> _What you need to do_
Scan the listing below and copy every line holding "color".

[Extracted records]
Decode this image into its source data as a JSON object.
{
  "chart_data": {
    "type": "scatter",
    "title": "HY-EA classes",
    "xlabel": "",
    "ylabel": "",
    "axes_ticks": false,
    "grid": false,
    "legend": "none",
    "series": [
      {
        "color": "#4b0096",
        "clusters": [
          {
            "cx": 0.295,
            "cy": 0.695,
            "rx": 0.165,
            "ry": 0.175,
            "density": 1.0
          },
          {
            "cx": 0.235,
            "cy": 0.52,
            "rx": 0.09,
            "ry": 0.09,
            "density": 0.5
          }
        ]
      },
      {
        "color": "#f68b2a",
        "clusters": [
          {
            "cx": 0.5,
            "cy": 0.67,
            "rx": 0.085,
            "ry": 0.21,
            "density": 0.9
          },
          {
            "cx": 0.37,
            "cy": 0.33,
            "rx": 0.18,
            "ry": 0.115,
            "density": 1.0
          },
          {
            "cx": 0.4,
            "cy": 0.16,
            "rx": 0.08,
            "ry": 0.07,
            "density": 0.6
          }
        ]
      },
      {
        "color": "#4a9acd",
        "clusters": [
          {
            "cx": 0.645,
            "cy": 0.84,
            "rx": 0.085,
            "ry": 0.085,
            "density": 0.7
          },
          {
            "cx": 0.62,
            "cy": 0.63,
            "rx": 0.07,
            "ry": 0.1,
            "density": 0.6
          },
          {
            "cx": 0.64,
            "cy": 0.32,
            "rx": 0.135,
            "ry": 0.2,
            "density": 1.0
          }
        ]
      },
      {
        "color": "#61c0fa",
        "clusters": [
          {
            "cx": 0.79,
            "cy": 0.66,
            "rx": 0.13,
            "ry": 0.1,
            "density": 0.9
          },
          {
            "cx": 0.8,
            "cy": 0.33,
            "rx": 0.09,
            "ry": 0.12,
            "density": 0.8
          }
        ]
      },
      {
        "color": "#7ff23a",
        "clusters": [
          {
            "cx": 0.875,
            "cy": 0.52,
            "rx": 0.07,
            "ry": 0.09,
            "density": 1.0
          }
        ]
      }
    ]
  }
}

> _Answer to the problem_
        "color": "#4b0096",
        "color": "#f68b2a",
        "color": "#4a9acd",
        "color": "#61c0fa",
        "color": "#7ff23a",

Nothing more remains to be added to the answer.